=== WORK TO BE COMPLETED ===
Filter these entries, keeping only lines that hold the word "name".

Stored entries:
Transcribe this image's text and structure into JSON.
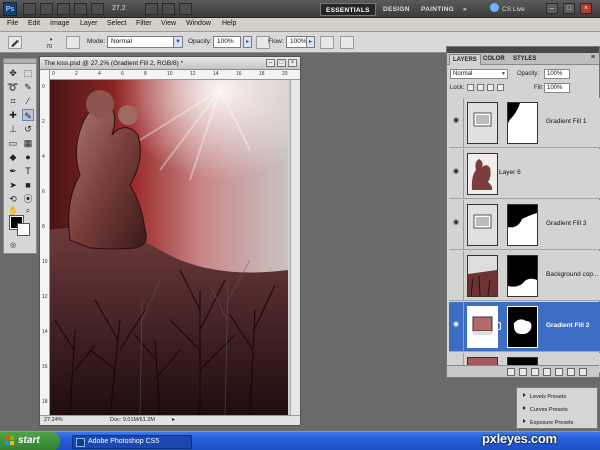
{
  "app": {
    "logo": "Ps",
    "zoom": "27.2",
    "workspaces": [
      "ESSENTIALS",
      "DESIGN",
      "PAINTING",
      "»"
    ],
    "cs_live": "CS Live",
    "window_buttons": [
      "–",
      "□",
      "×"
    ]
  },
  "menu": [
    "File",
    "Edit",
    "Image",
    "Layer",
    "Select",
    "Filter",
    "View",
    "Window",
    "Help"
  ],
  "options": {
    "brush_size": "70",
    "mode_label": "Mode:",
    "mode_value": "Normal",
    "opacity_label": "Opacity:",
    "opacity_value": "100%",
    "flow_label": "Flow:",
    "flow_value": "100%"
  },
  "document": {
    "title": "The kiss.psd @ 27.2% (Gradient Fill 2, RGB/8) *",
    "zoom": "27.24%",
    "doc_info": "Doc: 9.01M/61.2M",
    "ruler_top": [
      "0",
      "2",
      "4",
      "6",
      "8",
      "10",
      "12",
      "14",
      "16",
      "18",
      "20"
    ],
    "ruler_left": [
      "0",
      "2",
      "4",
      "6",
      "8",
      "10",
      "12",
      "14",
      "16",
      "18"
    ]
  },
  "layers_panel": {
    "tabs": [
      "LAYERS",
      "COLOR",
      "STYLES"
    ],
    "blend_mode": "Normal",
    "opacity_label": "Opacity:",
    "opacity_value": "100%",
    "lock_label": "Lock:",
    "fill_label": "Fill:",
    "fill_value": "100%",
    "layers": [
      {
        "name": "Gradient Fill 1",
        "selected": false
      },
      {
        "name": "Layer 6",
        "selected": false
      },
      {
        "name": "Gradient Fill 3",
        "selected": false
      },
      {
        "name": "Background cop...",
        "selected": false
      },
      {
        "name": "Gradient Fill 2",
        "selected": true
      },
      {
        "name": "",
        "selected": false
      }
    ]
  },
  "presets": [
    "Levels Presets",
    "Curves Presets",
    "Exposure Presets"
  ],
  "taskbar": {
    "start": "start",
    "task": "Adobe Photoshop CS5"
  },
  "watermark": "pxleyes.com"
}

=== WRITTEN ANSWER ===
        "name": "Gradient Fill 1",
        "name": "Layer 6",
        "name": "Gradient Fill 3",
        "name": "Background cop...",
        "name": "Gradient Fill 2",
        "name": "",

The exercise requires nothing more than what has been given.